# Written instruction:
Set down each line of the material that follows, exactly, with no pictures.

•••

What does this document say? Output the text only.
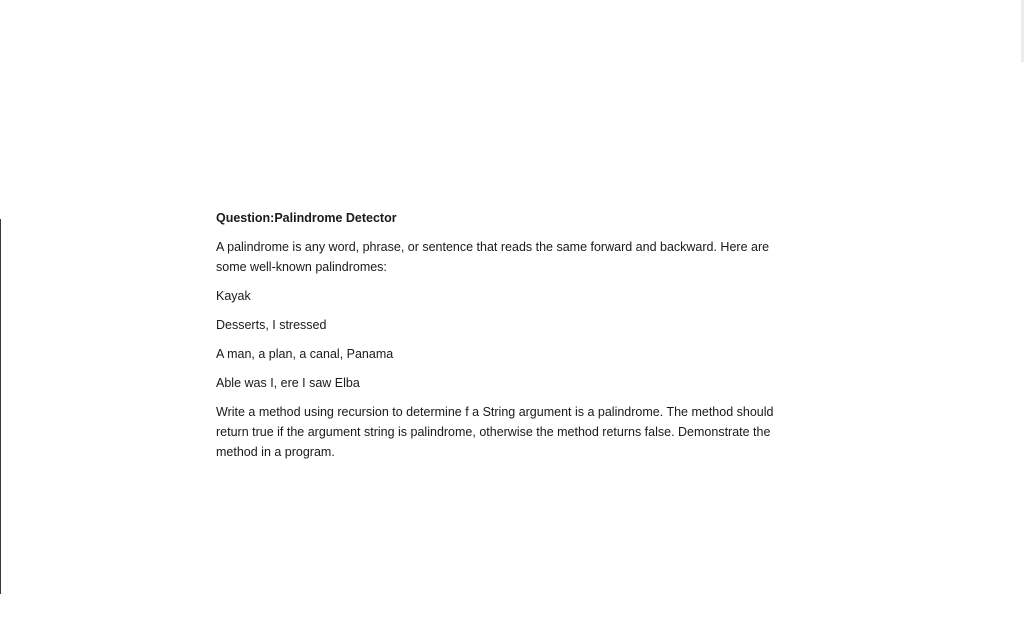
Question:Palindrome Detector

A palindrome is any word, phrase, or sentence that reads the same forward and backward. Here are some well-known palindromes:

Kayak

Desserts, I stressed

A man, a plan, a canal, Panama

Able was I, ere I saw Elba

Write a method using recursion to determine f a String argument is a palindrome. The method should return true if the argument string is palindrome, otherwise the method returns false. Demonstrate the method in a program.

•••

# Problem solution:
What does this document say? Output the text only.
Question:Palindrome Detector

A palindrome is any word, phrase, or sentence that reads the same forward and backward. Here are some well-known palindromes:

Kayak

Desserts, I stressed

A man, a plan, a canal, Panama

Able was I, ere I saw Elba

Write a method using recursion to determine f a String argument is a palindrome. The method should return true if the argument string is palindrome, otherwise the method returns false. Demonstrate the method in a program.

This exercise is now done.